- STATED EXERCISE
Gather up every line from the entries below that uses the word "TradingView".

--- start of ITEMS ---

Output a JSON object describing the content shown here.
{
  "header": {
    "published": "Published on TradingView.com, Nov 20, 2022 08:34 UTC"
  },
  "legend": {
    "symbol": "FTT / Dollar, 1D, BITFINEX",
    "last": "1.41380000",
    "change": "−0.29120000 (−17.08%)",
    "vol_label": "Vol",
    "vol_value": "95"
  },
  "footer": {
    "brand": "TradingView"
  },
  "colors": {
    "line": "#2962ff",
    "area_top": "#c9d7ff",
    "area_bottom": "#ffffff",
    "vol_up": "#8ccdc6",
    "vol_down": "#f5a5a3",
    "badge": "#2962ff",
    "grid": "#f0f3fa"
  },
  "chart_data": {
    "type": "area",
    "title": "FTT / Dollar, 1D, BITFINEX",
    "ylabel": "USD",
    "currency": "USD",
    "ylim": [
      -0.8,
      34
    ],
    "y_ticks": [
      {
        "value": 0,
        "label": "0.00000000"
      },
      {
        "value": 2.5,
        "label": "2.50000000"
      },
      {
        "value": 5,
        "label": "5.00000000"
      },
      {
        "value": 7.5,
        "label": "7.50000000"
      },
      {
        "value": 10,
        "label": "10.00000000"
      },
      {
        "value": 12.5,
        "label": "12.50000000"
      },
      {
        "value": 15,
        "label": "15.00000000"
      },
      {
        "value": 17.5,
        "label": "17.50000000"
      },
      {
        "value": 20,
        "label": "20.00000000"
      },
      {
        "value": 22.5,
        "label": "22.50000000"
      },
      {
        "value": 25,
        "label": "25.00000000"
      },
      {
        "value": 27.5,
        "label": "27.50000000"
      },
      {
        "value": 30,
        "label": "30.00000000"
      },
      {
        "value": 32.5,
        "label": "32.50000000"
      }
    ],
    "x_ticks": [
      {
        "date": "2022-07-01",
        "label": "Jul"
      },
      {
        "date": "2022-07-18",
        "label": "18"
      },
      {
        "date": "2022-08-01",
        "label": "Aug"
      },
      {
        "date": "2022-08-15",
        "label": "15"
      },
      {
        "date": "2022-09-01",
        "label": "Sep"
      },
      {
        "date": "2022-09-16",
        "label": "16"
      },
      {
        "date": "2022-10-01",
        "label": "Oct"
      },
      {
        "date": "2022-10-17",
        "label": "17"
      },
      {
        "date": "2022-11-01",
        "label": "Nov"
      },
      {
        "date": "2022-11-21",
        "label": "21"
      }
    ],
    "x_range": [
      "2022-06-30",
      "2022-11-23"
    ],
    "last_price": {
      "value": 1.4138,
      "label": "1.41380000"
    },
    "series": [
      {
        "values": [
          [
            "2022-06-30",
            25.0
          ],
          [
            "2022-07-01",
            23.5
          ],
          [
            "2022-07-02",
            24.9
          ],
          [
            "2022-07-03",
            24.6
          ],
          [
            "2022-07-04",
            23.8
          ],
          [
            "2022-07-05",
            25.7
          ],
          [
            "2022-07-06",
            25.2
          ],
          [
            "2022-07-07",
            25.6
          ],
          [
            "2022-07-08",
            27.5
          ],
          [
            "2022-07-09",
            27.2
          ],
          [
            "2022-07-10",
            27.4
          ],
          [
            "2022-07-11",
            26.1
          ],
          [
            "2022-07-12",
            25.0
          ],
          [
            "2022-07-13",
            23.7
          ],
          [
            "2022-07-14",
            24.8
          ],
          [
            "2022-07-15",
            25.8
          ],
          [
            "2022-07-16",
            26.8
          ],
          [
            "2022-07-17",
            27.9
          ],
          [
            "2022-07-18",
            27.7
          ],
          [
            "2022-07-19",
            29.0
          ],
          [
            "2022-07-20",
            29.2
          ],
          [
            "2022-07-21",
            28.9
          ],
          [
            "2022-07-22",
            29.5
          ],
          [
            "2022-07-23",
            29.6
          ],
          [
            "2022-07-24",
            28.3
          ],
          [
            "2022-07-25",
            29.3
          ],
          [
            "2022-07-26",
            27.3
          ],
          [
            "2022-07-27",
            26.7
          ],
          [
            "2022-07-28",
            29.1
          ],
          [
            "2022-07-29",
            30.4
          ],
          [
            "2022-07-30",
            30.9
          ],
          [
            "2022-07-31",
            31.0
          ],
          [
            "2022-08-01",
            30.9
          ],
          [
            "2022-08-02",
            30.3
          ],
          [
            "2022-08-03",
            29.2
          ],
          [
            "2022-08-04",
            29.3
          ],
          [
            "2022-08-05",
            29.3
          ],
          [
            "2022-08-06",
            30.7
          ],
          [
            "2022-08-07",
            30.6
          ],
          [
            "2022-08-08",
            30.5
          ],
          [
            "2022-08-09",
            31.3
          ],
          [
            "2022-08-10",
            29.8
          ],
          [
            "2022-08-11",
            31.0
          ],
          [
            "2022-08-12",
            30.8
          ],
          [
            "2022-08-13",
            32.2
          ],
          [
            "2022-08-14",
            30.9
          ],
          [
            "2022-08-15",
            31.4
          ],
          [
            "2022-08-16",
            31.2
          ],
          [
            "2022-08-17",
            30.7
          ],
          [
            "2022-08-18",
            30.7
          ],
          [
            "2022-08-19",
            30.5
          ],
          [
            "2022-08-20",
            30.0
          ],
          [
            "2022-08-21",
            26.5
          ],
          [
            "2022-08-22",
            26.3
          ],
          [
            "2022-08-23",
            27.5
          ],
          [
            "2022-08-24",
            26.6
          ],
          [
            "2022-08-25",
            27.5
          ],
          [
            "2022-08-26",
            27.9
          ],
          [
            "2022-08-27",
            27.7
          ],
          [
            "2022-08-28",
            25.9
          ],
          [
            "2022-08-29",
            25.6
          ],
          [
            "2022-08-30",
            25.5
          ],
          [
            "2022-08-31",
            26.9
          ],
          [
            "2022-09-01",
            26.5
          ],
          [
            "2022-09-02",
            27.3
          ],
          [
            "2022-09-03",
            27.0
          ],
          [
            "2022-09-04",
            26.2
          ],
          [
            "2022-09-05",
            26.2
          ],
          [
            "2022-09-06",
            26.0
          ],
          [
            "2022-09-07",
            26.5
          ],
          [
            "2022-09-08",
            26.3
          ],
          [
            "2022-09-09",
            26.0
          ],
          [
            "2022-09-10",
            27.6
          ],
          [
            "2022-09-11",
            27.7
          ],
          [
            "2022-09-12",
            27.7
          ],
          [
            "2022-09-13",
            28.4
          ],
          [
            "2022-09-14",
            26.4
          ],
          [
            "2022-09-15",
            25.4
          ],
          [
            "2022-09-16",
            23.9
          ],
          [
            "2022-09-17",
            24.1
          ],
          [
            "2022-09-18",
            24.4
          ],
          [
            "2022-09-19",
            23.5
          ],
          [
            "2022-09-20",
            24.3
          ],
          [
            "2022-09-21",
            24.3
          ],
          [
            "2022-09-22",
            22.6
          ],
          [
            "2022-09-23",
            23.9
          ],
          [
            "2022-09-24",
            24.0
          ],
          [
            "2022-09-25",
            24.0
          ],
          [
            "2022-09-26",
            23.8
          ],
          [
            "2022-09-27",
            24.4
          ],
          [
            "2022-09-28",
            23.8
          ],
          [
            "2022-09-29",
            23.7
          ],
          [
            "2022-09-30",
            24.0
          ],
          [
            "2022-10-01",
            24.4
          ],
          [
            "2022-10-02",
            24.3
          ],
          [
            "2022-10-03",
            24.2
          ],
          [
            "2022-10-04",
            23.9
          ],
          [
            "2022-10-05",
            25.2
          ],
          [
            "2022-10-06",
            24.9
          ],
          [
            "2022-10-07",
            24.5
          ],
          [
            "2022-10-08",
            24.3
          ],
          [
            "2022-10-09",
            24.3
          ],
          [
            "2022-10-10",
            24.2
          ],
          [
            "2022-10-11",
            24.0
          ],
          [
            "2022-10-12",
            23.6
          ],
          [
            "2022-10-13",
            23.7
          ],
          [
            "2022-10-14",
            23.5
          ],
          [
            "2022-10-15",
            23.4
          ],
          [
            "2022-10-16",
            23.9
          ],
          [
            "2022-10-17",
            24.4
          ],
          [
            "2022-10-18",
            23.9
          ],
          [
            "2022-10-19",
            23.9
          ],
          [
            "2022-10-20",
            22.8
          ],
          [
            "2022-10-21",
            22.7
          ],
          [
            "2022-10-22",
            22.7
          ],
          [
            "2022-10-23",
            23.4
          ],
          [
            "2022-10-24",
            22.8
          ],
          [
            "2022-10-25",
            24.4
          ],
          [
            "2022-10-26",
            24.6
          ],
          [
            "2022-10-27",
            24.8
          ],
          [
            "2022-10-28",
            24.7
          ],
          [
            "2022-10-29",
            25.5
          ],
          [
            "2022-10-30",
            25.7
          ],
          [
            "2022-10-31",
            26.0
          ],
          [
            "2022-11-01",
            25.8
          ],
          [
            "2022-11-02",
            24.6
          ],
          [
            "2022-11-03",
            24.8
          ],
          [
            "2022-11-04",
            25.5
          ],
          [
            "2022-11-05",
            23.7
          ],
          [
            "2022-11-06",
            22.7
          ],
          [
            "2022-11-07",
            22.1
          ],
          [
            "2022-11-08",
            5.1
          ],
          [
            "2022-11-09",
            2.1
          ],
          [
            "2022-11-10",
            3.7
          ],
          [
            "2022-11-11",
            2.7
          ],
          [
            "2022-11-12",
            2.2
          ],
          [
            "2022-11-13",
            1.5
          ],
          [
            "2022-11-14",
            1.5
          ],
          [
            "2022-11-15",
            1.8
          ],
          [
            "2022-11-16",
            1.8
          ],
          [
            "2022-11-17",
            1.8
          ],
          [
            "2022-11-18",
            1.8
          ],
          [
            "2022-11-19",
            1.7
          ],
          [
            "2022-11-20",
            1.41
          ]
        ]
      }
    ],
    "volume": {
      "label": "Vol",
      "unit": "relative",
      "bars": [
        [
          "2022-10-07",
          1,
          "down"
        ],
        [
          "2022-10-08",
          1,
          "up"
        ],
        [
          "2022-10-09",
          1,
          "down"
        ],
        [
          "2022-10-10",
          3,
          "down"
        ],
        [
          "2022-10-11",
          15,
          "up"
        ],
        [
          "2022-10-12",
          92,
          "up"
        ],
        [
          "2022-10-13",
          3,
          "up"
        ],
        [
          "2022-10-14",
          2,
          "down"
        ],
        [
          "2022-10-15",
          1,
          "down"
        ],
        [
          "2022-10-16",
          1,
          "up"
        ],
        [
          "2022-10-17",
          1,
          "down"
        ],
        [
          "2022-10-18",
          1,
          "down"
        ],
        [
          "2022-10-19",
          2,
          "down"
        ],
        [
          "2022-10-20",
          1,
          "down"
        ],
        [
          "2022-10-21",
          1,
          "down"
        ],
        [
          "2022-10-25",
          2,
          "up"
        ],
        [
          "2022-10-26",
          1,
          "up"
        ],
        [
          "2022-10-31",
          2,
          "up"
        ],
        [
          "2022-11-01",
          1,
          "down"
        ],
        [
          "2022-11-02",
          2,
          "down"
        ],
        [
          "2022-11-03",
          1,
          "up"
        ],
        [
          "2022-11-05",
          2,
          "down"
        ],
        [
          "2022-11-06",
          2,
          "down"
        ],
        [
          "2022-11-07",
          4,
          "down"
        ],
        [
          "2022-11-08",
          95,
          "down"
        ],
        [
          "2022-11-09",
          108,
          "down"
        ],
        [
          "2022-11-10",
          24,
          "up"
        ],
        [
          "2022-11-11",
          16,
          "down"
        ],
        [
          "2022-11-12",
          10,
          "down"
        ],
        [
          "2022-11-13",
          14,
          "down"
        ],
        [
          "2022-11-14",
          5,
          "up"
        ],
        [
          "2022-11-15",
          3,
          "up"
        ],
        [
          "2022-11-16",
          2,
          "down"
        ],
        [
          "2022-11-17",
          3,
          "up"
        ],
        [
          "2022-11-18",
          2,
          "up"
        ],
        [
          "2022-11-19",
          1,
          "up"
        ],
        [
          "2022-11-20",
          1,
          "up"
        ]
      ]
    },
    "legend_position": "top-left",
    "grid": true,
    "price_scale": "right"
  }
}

--- end of ITEMS ---

- EXERCISE SOLUTION
    "published": "Published on TradingView.com, Nov 20, 2022 08:34 UTC"
    "brand": "TradingView"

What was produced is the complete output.